• _EXCERPT PROVIDED_:
## Start

22.   During the arguments on maintainability, specific query was raised by the bench with regard to the continuous cause of action as agitated by the complainant, hence the complainant filed an application along with certain documents such as show cause notice dated 9/06/2022 and 10/08/2022 issued by OP. perusal of those document clearly shows that the address of the complainant, as well as the address of the notice, was totally different. In fact loan account no. is also different. In these circumstances, it is clearly established that the complainant and the defaulter/notice are two different persons. Hence the complainant failed to show any cause of action in his favour.  

23.   in view of the above judgements it is settled law that the act of communication between the parties after the cause of action has arisen does not amount to a continuous cause of action.  Whenever a cause of action starts running, it continues and the remedy is to be sought within the prescribed period of limitation.  It is not the cause of action which was a continuous one.  The wrong if any, was done by the respondent as alleged in the year 2015 for which the remedy had been sought by the complainants by filing the complaint in the year 2022.  It is not such type of cause of action which is continuous in the sense that the opposite party/respondent was required to continue to do.  Certain causes of actions are continuous and these are of the type which put other parties to continue to abide by commitment.  In this case, an act of deficiency was already committed by the opposite party/respondent in the year 2015. The act of alleged deficiency was completed in 2015 only.  It is not a continuous cause of action; it cannot be said that it continued after 2008.  No communication can give rise to a fresh cause of action The present complaint has no merit and the same is dismissed in limine with no order as to costs.

## End

• _LISTING_:

## Start

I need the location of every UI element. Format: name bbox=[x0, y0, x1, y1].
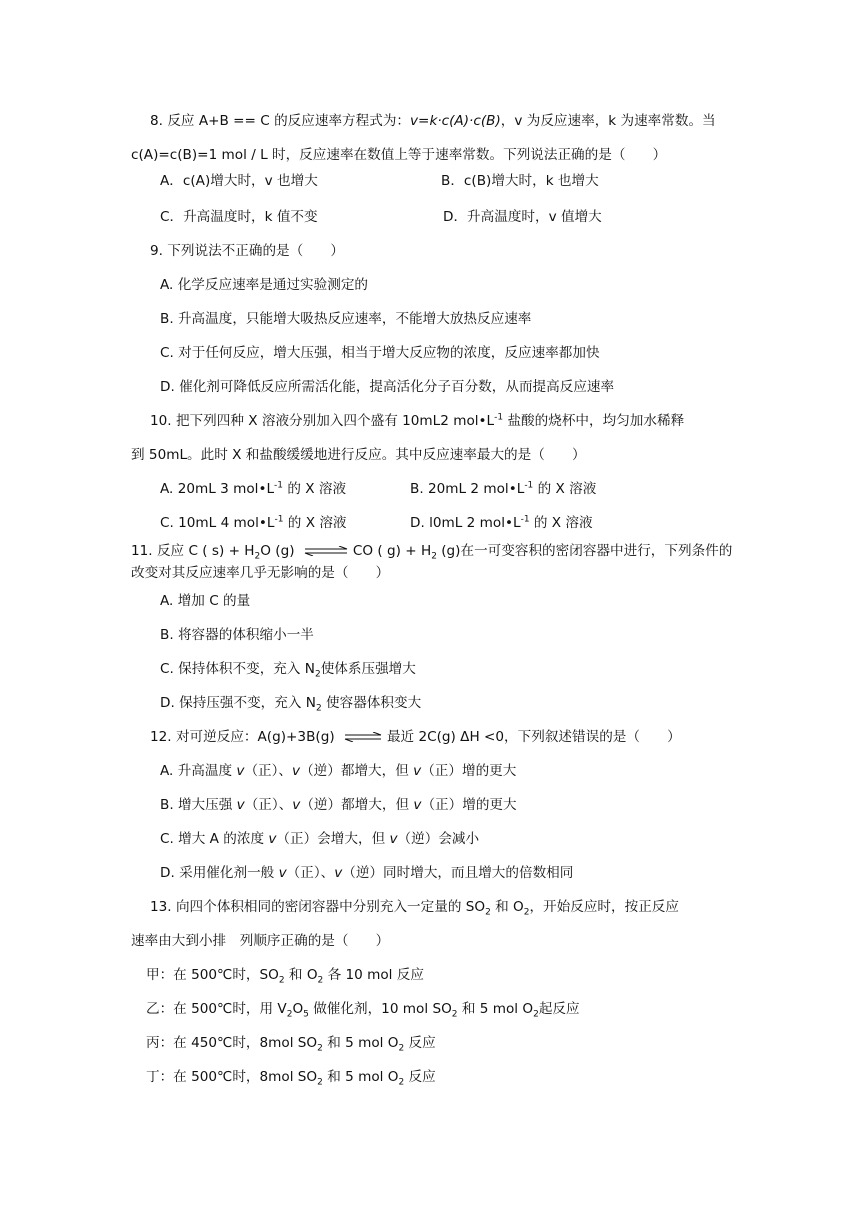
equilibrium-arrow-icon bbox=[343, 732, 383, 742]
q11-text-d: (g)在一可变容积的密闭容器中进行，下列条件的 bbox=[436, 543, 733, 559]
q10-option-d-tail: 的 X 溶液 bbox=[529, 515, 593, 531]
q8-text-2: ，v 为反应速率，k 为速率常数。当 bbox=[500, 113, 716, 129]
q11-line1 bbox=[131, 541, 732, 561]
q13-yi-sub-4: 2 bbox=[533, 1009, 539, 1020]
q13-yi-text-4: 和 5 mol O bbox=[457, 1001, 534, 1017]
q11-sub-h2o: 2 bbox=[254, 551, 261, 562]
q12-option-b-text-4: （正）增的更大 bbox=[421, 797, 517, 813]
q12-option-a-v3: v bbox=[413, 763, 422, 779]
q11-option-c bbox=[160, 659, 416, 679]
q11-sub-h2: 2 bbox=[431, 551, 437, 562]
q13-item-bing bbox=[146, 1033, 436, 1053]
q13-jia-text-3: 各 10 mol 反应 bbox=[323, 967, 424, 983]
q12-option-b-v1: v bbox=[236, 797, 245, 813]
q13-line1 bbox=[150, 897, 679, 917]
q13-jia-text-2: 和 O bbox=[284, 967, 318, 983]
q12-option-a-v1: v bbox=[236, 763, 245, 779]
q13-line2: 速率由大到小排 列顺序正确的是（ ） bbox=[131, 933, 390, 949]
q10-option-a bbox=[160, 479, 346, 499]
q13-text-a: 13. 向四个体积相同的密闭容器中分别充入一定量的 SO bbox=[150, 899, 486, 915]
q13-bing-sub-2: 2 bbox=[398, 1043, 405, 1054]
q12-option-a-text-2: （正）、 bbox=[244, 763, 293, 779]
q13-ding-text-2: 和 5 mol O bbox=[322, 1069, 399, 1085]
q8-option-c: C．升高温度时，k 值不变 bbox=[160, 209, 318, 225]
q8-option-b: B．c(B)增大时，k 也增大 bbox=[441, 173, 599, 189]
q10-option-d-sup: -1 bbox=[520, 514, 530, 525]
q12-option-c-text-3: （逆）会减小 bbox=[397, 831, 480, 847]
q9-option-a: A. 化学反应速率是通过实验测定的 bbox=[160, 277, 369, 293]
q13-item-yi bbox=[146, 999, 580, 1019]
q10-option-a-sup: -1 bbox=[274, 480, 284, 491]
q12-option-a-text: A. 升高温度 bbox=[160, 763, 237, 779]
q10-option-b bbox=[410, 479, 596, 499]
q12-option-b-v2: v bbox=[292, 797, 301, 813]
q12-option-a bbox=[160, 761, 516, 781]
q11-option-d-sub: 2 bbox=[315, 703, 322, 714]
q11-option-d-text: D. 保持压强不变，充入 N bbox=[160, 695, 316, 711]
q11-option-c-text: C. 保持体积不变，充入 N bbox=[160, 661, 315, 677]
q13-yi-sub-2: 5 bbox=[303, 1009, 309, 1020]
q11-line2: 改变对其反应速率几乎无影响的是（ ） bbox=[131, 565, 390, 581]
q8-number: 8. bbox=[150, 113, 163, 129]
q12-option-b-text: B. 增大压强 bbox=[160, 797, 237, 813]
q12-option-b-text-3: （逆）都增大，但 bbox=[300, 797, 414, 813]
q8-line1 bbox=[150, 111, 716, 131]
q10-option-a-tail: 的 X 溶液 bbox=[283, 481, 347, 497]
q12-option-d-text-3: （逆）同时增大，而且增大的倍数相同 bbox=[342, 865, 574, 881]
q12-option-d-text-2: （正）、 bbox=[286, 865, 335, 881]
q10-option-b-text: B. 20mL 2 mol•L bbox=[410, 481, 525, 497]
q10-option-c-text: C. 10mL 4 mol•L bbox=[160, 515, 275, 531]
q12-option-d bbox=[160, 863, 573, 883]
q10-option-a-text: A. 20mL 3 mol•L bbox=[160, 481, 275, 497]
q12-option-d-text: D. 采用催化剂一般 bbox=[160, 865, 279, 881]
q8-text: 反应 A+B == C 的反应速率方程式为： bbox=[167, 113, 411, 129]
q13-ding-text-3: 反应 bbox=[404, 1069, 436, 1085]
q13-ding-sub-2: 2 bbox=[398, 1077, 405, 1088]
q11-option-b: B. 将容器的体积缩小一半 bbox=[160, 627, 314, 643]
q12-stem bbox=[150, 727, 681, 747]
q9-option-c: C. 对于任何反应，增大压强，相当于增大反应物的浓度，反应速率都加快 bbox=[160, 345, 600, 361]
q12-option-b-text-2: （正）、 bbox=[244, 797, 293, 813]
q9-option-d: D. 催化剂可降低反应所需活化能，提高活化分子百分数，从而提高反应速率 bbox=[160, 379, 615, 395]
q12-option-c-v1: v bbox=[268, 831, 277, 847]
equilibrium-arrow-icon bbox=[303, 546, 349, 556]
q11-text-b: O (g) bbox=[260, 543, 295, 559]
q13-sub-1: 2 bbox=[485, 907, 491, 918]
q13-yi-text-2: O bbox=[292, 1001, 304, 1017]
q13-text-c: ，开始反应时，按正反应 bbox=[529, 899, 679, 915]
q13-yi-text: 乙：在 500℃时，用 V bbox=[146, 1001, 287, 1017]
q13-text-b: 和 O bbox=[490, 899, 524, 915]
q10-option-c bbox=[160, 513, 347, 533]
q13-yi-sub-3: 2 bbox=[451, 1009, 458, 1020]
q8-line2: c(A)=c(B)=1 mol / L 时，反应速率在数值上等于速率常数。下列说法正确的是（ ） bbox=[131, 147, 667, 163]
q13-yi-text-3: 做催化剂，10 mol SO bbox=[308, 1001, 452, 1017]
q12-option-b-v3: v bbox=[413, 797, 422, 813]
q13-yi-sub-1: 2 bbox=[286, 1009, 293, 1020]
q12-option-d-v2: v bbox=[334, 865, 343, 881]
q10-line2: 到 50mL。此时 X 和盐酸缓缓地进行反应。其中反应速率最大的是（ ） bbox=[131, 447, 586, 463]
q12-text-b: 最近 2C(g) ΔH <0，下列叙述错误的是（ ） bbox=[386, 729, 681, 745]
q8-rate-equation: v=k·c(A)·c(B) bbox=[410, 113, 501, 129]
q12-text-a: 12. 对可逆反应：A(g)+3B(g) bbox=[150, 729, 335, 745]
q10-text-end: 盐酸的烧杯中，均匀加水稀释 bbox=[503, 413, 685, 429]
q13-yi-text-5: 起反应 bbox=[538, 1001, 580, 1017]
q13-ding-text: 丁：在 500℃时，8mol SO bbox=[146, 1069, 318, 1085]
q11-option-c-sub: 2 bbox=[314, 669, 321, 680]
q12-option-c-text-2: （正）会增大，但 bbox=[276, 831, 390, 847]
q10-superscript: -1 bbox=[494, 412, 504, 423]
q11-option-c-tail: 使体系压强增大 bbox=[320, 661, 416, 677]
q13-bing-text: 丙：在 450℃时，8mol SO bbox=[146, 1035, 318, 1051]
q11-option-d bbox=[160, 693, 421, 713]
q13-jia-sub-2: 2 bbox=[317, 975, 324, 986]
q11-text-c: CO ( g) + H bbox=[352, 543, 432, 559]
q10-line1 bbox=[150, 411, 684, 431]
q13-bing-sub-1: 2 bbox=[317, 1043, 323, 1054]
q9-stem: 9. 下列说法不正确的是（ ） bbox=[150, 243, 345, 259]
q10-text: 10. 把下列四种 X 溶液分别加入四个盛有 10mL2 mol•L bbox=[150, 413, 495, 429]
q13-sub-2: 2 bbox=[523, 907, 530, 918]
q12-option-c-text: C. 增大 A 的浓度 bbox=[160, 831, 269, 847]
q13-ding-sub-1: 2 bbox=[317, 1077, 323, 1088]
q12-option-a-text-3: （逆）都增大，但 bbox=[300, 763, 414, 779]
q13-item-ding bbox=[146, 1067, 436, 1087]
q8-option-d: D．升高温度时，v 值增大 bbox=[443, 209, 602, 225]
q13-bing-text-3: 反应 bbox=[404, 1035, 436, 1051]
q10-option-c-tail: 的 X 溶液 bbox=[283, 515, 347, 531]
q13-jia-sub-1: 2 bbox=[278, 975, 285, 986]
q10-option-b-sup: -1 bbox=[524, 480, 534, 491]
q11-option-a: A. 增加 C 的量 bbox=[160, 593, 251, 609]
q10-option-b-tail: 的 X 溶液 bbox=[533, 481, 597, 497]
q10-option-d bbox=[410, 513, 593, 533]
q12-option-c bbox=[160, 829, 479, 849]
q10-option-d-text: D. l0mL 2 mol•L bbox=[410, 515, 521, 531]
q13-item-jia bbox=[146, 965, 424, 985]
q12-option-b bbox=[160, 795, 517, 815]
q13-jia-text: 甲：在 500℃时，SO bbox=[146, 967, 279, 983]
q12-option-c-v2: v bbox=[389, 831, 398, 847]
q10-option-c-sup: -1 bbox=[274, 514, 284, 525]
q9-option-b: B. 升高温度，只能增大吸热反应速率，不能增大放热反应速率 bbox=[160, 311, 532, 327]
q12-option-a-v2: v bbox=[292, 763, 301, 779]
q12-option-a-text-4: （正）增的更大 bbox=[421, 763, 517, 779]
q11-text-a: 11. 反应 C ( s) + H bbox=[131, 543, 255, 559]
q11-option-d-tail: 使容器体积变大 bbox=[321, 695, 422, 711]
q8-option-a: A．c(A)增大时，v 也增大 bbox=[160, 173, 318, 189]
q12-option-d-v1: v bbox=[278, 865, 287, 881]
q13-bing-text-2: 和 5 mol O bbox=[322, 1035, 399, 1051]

## End

• _TASKS TO COMPLETE_:
**a.** Name every distinct year mentioned in the excerpt on continuous cause of action.
**b.** Carry on the excerpt on continuous cause of action, starting after its final sentence.
Nothing in the records is required for the work here.

• _WRITTEN RESPONSES_:
**a.** 2022, 2015, 2008

**b.**
24.   It would be pertinent to begin our discussion by referring to Section 24 A of the Consumer Protection Act, 1986. It would be seen from the aforesaid provision that it is peremptory in nature and requires the consumer forum to see before it admits the complaint that it has been filed within two years from the date of accrual of the cause of action. Admittedly the present complaint has been filed by the complaint almost Seven years after the cause of the alleged deficiency of service. There was not even any prayer by the complainant in his complaint about condoning the delay in filing the present complaint.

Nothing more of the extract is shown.